Work required
Where a line of the records holds the string "Committee", copy that line.

(Stored items)
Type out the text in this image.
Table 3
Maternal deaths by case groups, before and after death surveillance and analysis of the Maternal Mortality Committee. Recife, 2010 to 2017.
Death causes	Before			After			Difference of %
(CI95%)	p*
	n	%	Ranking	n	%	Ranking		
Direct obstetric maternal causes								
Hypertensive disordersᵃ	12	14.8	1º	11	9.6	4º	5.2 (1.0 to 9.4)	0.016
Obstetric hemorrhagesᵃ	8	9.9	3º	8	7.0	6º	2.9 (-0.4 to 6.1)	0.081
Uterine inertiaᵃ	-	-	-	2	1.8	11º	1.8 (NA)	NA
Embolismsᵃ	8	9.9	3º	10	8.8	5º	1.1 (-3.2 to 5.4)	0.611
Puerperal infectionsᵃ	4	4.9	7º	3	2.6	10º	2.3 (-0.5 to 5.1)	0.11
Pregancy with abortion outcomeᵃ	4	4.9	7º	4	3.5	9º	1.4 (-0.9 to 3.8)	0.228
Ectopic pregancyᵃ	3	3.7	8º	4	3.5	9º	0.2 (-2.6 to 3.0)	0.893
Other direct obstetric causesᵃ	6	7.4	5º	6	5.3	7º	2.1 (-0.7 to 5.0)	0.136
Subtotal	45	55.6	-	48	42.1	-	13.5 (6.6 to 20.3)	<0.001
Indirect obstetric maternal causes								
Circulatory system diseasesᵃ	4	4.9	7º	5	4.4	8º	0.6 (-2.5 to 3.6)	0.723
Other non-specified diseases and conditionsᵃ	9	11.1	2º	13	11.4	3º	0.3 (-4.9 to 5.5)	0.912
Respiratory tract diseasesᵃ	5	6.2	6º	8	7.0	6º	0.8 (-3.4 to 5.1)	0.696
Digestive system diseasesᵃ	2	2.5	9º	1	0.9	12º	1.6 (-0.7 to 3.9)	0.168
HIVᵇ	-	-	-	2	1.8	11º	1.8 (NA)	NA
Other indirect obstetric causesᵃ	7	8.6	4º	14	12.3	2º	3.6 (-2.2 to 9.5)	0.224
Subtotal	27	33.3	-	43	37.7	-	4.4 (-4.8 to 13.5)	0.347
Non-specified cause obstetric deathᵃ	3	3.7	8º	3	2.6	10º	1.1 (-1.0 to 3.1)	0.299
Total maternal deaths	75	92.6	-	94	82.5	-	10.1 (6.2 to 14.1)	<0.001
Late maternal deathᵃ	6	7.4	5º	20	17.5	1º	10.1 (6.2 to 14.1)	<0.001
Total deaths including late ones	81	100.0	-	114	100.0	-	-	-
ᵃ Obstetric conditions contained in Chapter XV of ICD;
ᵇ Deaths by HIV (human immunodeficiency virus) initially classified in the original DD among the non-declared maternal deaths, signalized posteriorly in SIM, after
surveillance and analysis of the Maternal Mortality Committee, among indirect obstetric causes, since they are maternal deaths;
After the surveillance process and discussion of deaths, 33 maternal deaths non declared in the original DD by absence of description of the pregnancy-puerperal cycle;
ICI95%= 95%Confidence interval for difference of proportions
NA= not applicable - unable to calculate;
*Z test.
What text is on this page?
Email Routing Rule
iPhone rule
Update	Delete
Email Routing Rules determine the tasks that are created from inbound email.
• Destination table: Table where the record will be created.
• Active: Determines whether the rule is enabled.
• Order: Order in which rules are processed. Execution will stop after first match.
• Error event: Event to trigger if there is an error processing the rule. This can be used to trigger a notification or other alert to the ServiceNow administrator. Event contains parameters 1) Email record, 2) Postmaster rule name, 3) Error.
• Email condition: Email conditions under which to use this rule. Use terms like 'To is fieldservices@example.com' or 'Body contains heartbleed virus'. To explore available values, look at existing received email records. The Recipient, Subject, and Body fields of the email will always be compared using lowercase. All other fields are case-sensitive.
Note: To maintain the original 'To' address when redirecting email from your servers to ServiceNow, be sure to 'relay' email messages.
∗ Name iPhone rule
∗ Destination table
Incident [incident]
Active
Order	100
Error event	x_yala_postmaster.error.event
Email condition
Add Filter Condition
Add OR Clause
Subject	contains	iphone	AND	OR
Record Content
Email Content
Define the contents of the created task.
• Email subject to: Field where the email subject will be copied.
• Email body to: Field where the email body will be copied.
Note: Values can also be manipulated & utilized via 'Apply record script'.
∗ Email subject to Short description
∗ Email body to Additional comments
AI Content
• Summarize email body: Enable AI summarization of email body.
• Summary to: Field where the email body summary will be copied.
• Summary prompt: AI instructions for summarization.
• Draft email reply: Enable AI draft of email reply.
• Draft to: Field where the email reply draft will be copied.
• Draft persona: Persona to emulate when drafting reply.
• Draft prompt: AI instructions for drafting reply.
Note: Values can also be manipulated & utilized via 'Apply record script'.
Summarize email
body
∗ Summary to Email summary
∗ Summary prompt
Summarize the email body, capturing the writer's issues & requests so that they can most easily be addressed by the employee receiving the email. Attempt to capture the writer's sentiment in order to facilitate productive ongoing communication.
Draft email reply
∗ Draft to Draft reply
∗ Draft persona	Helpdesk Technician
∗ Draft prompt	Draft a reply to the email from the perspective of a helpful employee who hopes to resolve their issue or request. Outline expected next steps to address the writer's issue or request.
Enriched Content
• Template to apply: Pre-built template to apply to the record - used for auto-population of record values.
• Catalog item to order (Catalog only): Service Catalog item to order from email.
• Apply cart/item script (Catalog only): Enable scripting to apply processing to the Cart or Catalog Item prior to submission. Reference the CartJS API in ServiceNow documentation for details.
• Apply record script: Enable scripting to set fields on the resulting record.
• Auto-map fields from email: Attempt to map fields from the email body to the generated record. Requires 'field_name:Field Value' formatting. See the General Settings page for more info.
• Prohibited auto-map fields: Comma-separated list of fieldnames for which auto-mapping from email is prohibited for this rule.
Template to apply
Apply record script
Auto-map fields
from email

Exercise output
Maternal deaths by case groups, before and after death surveillance and analysis of the Maternal Mortality Committee. Recife, 2010 to 2017.
surveillance and analysis of the Maternal Mortality Committee, among indirect obstetric causes, since they are maternal deaths;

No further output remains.